Print the lines from the one containing "Enumerate the UI" to the one containing "table-cell: 99.75% — [823, 617, 942, 670]", verbatim, with both of those lines included.

■ **Provided records**
============================================================
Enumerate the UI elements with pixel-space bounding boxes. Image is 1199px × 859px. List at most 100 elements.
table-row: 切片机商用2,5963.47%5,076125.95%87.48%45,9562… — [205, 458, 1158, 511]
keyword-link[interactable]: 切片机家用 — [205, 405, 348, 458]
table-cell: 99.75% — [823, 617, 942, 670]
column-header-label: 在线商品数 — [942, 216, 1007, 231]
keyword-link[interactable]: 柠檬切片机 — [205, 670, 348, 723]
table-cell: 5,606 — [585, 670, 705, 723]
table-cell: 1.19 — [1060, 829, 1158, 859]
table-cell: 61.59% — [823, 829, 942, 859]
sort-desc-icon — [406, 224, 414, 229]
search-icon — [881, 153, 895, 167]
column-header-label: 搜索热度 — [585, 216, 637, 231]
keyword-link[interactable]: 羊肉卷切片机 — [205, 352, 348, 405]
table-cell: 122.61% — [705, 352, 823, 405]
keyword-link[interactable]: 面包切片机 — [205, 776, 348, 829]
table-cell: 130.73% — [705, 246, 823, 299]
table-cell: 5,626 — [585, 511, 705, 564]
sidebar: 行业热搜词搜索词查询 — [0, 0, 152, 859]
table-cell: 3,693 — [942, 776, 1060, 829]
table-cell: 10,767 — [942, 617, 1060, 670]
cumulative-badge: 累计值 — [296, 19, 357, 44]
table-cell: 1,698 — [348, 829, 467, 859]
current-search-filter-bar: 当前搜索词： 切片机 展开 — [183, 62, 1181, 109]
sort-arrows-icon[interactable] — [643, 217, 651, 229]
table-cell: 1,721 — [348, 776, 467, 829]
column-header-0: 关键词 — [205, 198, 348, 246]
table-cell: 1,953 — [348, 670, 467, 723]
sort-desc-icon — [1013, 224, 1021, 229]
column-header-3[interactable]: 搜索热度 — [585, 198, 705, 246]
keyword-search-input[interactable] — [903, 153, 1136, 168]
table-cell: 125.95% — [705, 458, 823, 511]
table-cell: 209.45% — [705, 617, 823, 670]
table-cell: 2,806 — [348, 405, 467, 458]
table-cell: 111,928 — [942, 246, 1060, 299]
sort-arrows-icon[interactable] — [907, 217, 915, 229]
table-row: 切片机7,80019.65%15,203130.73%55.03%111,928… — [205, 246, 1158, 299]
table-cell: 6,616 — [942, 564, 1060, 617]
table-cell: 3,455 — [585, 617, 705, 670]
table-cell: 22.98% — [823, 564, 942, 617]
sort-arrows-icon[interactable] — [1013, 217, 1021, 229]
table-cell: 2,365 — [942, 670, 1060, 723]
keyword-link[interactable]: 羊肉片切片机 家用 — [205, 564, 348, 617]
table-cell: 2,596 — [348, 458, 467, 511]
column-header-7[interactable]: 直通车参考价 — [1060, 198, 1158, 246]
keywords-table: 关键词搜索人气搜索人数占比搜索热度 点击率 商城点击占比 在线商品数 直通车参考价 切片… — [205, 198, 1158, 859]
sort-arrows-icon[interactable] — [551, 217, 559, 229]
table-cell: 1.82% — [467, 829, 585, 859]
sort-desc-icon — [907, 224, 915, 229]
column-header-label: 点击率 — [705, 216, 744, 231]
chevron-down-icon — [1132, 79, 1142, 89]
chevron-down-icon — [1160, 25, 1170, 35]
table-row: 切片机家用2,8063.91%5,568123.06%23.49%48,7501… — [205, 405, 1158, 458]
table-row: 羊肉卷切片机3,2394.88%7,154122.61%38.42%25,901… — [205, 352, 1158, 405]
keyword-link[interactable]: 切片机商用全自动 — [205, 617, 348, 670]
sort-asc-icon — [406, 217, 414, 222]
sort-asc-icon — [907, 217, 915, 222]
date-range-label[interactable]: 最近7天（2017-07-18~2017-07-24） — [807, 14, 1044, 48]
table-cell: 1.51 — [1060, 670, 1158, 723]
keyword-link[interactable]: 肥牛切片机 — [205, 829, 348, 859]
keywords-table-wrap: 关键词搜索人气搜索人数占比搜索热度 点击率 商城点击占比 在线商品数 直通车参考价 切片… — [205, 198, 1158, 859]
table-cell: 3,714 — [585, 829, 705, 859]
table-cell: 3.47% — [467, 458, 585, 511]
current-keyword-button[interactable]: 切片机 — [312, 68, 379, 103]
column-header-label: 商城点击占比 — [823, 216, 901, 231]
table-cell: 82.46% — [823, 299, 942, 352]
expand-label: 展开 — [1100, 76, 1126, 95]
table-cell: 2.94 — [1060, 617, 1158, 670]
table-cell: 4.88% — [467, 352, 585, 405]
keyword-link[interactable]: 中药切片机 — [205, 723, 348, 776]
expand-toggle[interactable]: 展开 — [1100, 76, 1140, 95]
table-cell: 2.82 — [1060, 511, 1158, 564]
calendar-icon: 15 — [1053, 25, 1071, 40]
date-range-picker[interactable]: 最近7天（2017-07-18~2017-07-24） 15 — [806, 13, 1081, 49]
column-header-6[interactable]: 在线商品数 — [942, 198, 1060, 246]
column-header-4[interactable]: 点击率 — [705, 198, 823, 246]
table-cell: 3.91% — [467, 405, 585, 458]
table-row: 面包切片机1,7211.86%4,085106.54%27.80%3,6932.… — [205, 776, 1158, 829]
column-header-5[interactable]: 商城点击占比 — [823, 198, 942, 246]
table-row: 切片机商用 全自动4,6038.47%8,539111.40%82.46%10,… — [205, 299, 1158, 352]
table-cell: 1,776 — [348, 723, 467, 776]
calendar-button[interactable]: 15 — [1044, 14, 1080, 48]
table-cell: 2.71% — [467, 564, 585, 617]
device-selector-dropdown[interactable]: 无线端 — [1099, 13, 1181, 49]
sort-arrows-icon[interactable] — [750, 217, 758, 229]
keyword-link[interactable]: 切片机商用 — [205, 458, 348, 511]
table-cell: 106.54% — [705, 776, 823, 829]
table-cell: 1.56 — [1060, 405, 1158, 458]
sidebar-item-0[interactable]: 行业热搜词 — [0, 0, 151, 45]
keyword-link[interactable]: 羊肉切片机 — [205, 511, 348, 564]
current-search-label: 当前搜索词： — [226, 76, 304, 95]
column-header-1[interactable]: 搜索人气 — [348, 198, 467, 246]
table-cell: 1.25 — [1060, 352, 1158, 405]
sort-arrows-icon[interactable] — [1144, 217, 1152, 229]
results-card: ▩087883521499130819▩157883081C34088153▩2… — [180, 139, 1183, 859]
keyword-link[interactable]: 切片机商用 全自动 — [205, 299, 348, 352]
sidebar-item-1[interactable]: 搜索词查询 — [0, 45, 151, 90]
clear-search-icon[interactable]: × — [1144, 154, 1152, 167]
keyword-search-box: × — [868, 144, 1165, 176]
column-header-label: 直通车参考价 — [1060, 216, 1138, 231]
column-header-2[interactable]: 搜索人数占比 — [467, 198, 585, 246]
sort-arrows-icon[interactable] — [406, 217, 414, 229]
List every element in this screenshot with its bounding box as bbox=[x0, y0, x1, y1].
============================================================
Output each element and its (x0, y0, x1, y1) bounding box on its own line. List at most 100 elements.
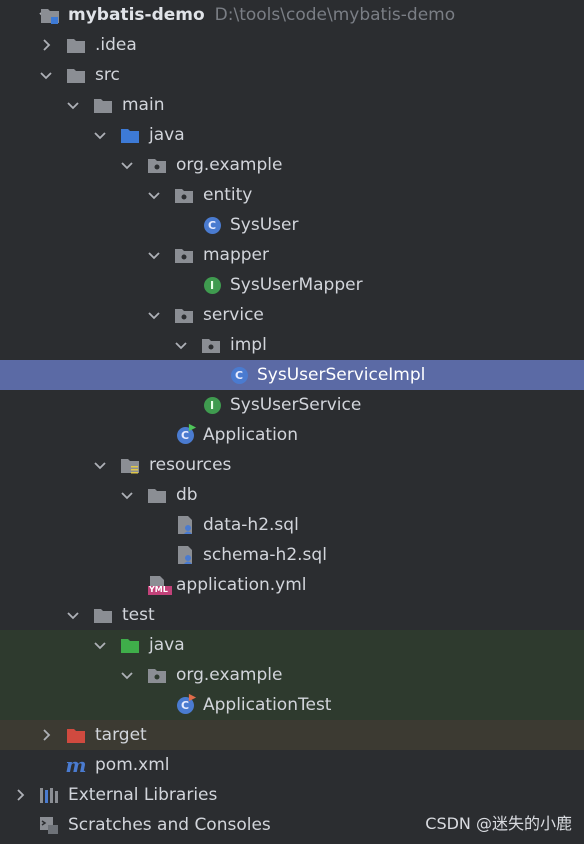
============================================================
■ **Response to this task**
Enumerate the UI elements with pixel-space bounding boxes. Image is 1199px × 859px. List at most 100 elements.
table-row: 切片机商用2,5963.47%5,076125.95%87.48%45,9562… — [205, 458, 1158, 511]
keyword-link[interactable]: 切片机家用 — [205, 405, 348, 458]
table-cell: 99.75% — [823, 617, 942, 670]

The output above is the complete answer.